PAGE EXCERPT:

━━━━━━

Git HEAD refers to the current commit you are observing. By default, you’ll see the tip of the master branch on a repository, except the main branch of your repository has a strange name. The master branch tip is the most recent commit on the main branch of your codebase.

Git Hard Reset to HEAD

When resetting files on Git, you essentially have two options: you can either hard reset files or soft reset files.

In this section, we are going to describe how you can hard reset files on Git.

In order to hard reset files to HEAD on Git, use the “git reset” command with the “–hard” option and specify the HEAD.

$ git reset --hard HEAD       (going back to HEAD)

$ git reset --hard HEAD^      (going back to the commit before HEAD)
$ git reset --hard HEAD~1     (equivalent to "^")

$ git reset --hard HEAD~2     (going back two commits before HEAD)

The purpose of the “git reset” command is to move the current HEAD to the commit specified (in this case, the HEAD itself, one commit before HEAD, and so on).

What is the “–hard” option used for?

The “–hard” option is used in order to reset the files of the index (or the staging area) and of the working directory.

Using “–hard”, you will be left with the untracked files of your working directory.

Look Some More Git Tutorials: 

Hard Reset Examples

In order to understand the “hard reset” use cases, let’s have some quick examples.

━━━━━━

EXERCISE: Please copy the Git hard reset excerpt word for word, from start to finish.

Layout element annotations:
━━━━━━

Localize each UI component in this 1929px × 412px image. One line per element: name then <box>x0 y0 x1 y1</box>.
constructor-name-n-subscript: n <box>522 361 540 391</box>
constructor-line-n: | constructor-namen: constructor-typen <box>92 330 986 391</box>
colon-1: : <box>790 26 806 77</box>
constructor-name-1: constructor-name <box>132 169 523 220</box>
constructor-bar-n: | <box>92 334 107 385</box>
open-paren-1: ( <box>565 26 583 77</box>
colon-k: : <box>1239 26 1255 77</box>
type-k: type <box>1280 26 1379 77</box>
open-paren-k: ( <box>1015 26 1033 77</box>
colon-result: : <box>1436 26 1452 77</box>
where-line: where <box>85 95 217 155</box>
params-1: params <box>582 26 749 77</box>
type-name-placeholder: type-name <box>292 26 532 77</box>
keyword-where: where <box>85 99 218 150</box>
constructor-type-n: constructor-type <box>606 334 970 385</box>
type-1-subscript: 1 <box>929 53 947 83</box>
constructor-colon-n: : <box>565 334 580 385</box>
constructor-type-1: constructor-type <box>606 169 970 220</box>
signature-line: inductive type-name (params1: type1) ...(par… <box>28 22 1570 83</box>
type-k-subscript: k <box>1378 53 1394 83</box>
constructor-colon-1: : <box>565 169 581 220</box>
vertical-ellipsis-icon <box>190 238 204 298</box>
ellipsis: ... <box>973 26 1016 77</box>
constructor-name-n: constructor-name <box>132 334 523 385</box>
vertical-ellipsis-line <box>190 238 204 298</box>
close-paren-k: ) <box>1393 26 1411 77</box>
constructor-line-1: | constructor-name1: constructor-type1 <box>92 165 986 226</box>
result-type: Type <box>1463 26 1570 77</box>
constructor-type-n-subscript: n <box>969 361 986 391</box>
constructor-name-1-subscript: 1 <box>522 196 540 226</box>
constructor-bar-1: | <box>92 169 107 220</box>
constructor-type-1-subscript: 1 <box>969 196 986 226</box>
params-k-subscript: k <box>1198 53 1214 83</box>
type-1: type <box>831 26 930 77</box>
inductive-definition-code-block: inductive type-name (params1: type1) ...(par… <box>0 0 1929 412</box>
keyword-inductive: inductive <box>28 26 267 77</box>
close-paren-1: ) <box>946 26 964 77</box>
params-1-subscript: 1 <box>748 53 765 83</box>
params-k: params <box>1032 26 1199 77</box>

━━━━━━

EXERCISE RESULT:
Git HEAD refers to the current commit you are observing. By default, you’ll see the tip of the master branch on a repository, except the main branch of your repository has a strange name. The master branch tip is the most recent commit on the main branch of your codebase.

Git Hard Reset to HEAD

When resetting files on Git, you essentially have two options: you can either hard reset files or soft reset files.

In this section, we are going to describe how you can hard reset files on Git.

In order to hard reset files to HEAD on Git, use the “git reset” command with the “–hard” option and specify the HEAD.

$ git reset --hard HEAD       (going back to HEAD)

$ git reset --hard HEAD^      (going back to the commit before HEAD)
$ git reset --hard HEAD~1     (equivalent to "^")

$ git reset --hard HEAD~2     (going back two commits before HEAD)

The purpose of the “git reset” command is to move the current HEAD to the commit specified (in this case, the HEAD itself, one commit before HEAD, and so on).

What is the “–hard” option used for?

The “–hard” option is used in order to reset the files of the index (or the staging area) and of the working directory.

Using “–hard”, you will be left with the untracked files of your working directory.

Look Some More Git Tutorials: 

Hard Reset Examples

In order to understand the “hard reset” use cases, let’s have some quick examples.